(DATASET CONTENT)
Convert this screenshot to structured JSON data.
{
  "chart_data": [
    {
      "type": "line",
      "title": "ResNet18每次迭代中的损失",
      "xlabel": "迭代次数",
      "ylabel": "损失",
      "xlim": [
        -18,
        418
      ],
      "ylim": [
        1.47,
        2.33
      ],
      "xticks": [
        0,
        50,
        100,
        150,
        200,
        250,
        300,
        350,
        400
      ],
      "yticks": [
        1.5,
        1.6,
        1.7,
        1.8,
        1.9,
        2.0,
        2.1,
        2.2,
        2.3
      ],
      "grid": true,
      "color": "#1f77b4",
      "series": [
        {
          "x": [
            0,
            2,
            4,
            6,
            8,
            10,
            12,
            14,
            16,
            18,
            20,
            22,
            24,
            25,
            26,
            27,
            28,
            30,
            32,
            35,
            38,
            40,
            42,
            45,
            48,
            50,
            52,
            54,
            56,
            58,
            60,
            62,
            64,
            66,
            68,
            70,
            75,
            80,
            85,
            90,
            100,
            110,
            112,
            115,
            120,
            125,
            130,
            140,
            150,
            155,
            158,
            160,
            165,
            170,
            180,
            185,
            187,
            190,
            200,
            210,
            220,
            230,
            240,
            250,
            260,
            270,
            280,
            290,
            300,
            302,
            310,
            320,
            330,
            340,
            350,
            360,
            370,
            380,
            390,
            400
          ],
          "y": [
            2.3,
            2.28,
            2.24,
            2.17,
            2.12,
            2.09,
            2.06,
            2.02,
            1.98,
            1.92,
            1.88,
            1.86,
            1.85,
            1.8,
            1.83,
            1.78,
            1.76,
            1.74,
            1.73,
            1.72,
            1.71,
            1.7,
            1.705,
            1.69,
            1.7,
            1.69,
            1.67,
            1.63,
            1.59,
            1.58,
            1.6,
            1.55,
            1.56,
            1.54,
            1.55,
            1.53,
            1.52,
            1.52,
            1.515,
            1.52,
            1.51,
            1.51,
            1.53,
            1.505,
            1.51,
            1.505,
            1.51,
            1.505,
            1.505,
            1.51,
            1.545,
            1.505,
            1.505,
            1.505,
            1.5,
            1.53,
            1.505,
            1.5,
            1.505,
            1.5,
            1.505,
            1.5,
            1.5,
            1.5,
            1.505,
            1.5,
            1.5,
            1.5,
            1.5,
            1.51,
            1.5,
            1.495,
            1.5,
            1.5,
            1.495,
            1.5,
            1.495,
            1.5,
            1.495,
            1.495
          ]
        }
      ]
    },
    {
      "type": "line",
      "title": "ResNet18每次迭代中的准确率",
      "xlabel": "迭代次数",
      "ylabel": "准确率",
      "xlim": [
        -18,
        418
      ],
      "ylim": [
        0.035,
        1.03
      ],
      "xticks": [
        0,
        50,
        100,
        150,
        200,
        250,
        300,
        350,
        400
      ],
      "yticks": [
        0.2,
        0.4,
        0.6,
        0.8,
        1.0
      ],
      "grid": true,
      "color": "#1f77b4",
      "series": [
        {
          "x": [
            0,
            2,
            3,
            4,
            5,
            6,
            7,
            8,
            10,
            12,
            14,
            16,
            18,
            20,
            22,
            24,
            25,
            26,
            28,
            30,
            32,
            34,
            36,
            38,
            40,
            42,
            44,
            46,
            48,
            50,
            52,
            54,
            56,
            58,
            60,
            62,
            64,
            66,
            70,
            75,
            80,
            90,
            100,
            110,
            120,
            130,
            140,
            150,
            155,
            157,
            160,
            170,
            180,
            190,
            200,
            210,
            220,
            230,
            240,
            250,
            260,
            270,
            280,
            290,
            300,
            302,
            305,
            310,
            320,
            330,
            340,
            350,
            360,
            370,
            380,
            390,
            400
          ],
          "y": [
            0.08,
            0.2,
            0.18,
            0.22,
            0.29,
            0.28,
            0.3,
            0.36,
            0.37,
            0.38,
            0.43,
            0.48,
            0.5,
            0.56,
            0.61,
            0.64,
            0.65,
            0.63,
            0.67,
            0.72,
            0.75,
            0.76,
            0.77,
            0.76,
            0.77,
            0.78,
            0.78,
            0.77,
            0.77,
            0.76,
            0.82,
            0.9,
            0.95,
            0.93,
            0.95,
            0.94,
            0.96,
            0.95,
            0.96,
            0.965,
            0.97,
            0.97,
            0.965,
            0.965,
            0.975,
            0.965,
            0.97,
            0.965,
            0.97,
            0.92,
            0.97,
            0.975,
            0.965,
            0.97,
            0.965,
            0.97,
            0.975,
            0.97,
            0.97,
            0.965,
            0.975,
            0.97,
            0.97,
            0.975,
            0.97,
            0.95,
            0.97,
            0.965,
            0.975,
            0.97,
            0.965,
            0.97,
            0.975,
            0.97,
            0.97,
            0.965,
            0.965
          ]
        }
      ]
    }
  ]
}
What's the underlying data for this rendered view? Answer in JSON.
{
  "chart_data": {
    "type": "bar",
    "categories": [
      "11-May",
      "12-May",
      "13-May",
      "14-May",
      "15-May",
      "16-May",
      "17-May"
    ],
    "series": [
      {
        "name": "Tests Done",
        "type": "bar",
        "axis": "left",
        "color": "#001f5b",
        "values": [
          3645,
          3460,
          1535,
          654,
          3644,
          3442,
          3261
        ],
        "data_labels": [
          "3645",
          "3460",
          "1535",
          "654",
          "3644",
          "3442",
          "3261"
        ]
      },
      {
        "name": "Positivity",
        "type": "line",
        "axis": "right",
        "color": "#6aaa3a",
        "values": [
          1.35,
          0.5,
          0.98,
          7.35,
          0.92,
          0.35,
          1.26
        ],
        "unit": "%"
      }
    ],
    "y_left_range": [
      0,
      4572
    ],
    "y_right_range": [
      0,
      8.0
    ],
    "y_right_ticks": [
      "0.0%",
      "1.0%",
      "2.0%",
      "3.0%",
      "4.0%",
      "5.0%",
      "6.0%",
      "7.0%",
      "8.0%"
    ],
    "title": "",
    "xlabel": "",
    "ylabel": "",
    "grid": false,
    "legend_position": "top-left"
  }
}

(YOUR TASK) Repeat every line of the material exactly as given.

(COMPLETED TASK)
Convert this screenshot to structured JSON data.
{
  "chart_data": [
    {
      "type": "line",
      "title": "ResNet18每次迭代中的损失",
      "xlabel": "迭代次数",
      "ylabel": "损失",
      "xlim": [
        -18,
        418
      ],
      "ylim": [
        1.47,
        2.33
      ],
      "xticks": [
        0,
        50,
        100,
        150,
        200,
        250,
        300,
        350,
        400
      ],
      "yticks": [
        1.5,
        1.6,
        1.7,
        1.8,
        1.9,
        2.0,
        2.1,
        2.2,
        2.3
      ],
      "grid": true,
      "color": "#1f77b4",
      "series": [
        {
          "x": [
            0,
            2,
            4,
            6,
            8,
            10,
            12,
            14,
            16,
            18,
            20,
            22,
            24,
            25,
            26,
            27,
            28,
            30,
            32,
            35,
            38,
            40,
            42,
            45,
            48,
            50,
            52,
            54,
            56,
            58,
            60,
            62,
            64,
            66,
            68,
            70,
            75,
            80,
            85,
            90,
            100,
            110,
            112,
            115,
            120,
            125,
            130,
            140,
            150,
            155,
            158,
            160,
            165,
            170,
            180,
            185,
            187,
            190,
            200,
            210,
            220,
            230,
            240,
            250,
            260,
            270,
            280,
            290,
            300,
            302,
            310,
            320,
            330,
            340,
            350,
            360,
            370,
            380,
            390,
            400
          ],
          "y": [
            2.3,
            2.28,
            2.24,
            2.17,
            2.12,
            2.09,
            2.06,
            2.02,
            1.98,
            1.92,
            1.88,
            1.86,
            1.85,
            1.8,
            1.83,
            1.78,
            1.76,
            1.74,
            1.73,
            1.72,
            1.71,
            1.7,
            1.705,
            1.69,
            1.7,
            1.69,
            1.67,
            1.63,
            1.59,
            1.58,
            1.6,
            1.55,
            1.56,
            1.54,
            1.55,
            1.53,
            1.52,
            1.52,
            1.515,
            1.52,
            1.51,
            1.51,
            1.53,
            1.505,
            1.51,
            1.505,
            1.51,
            1.505,
            1.505,
            1.51,
            1.545,
            1.505,
            1.505,
            1.505,
            1.5,
            1.53,
            1.505,
            1.5,
            1.505,
            1.5,
            1.505,
            1.5,
            1.5,
            1.5,
            1.505,
            1.5,
            1.5,
            1.5,
            1.5,
            1.51,
            1.5,
            1.495,
            1.5,
            1.5,
            1.495,
            1.5,
            1.495,
            1.5,
            1.495,
            1.495
          ]
        }
      ]
    },
    {
      "type": "line",
      "title": "ResNet18每次迭代中的准确率",
      "xlabel": "迭代次数",
      "ylabel": "准确率",
      "xlim": [
        -18,
        418
      ],
      "ylim": [
        0.035,
        1.03
      ],
      "xticks": [
        0,
        50,
        100,
        150,
        200,
        250,
        300,
        350,
        400
      ],
      "yticks": [
        0.2,
        0.4,
        0.6,
        0.8,
        1.0
      ],
      "grid": true,
      "color": "#1f77b4",
      "series": [
        {
          "x": [
            0,
            2,
            3,
            4,
            5,
            6,
            7,
            8,
            10,
            12,
            14,
            16,
            18,
            20,
            22,
            24,
            25,
            26,
            28,
            30,
            32,
            34,
            36,
            38,
            40,
            42,
            44,
            46,
            48,
            50,
            52,
            54,
            56,
            58,
            60,
            62,
            64,
            66,
            70,
            75,
            80,
            90,
            100,
            110,
            120,
            130,
            140,
            150,
            155,
            157,
            160,
            170,
            180,
            190,
            200,
            210,
            220,
            230,
            240,
            250,
            260,
            270,
            280,
            290,
            300,
            302,
            305,
            310,
            320,
            330,
            340,
            350,
            360,
            370,
            380,
            390,
            400
          ],
          "y": [
            0.08,
            0.2,
            0.18,
            0.22,
            0.29,
            0.28,
            0.3,
            0.36,
            0.37,
            0.38,
            0.43,
            0.48,
            0.5,
            0.56,
            0.61,
            0.64,
            0.65,
            0.63,
            0.67,
            0.72,
            0.75,
            0.76,
            0.77,
            0.76,
            0.77,
            0.78,
            0.78,
            0.77,
            0.77,
            0.76,
            0.82,
            0.9,
            0.95,
            0.93,
            0.95,
            0.94,
            0.96,
            0.95,
            0.96,
            0.965,
            0.97,
            0.97,
            0.965,
            0.965,
            0.975,
            0.965,
            0.97,
            0.965,
            0.97,
            0.92,
            0.97,
            0.975,
            0.965,
            0.97,
            0.965,
            0.97,
            0.975,
            0.97,
            0.97,
            0.965,
            0.975,
            0.97,
            0.97,
            0.975,
            0.97,
            0.95,
            0.97,
            0.965,
            0.975,
            0.97,
            0.965,
            0.97,
            0.975,
            0.97,
            0.97,
            0.965,
            0.965
          ]
        }
      ]
    }
  ]
}
What's the underlying data for this rendered view? Answer in JSON.
{
  "chart_data": {
    "type": "bar",
    "categories": [
      "11-May",
      "12-May",
      "13-May",
      "14-May",
      "15-May",
      "16-May",
      "17-May"
    ],
    "series": [
      {
        "name": "Tests Done",
        "type": "bar",
        "axis": "left",
        "color": "#001f5b",
        "values": [
          3645,
          3460,
          1535,
          654,
          3644,
          3442,
          3261
        ],
        "data_labels": [
          "3645",
          "3460",
          "1535",
          "654",
          "3644",
          "3442",
          "3261"
        ]
      },
      {
        "name": "Positivity",
        "type": "line",
        "axis": "right",
        "color": "#6aaa3a",
        "values": [
          1.35,
          0.5,
          0.98,
          7.35,
          0.92,
          0.35,
          1.26
        ],
        "unit": "%"
      }
    ],
    "y_left_range": [
      0,
      4572
    ],
    "y_right_range": [
      0,
      8.0
    ],
    "y_right_ticks": [
      "0.0%",
      "1.0%",
      "2.0%",
      "3.0%",
      "4.0%",
      "5.0%",
      "6.0%",
      "7.0%",
      "8.0%"
    ],
    "title": "",
    "xlabel": "",
    "ylabel": "",
    "grid": false,
    "legend_position": "top-left"
  }
}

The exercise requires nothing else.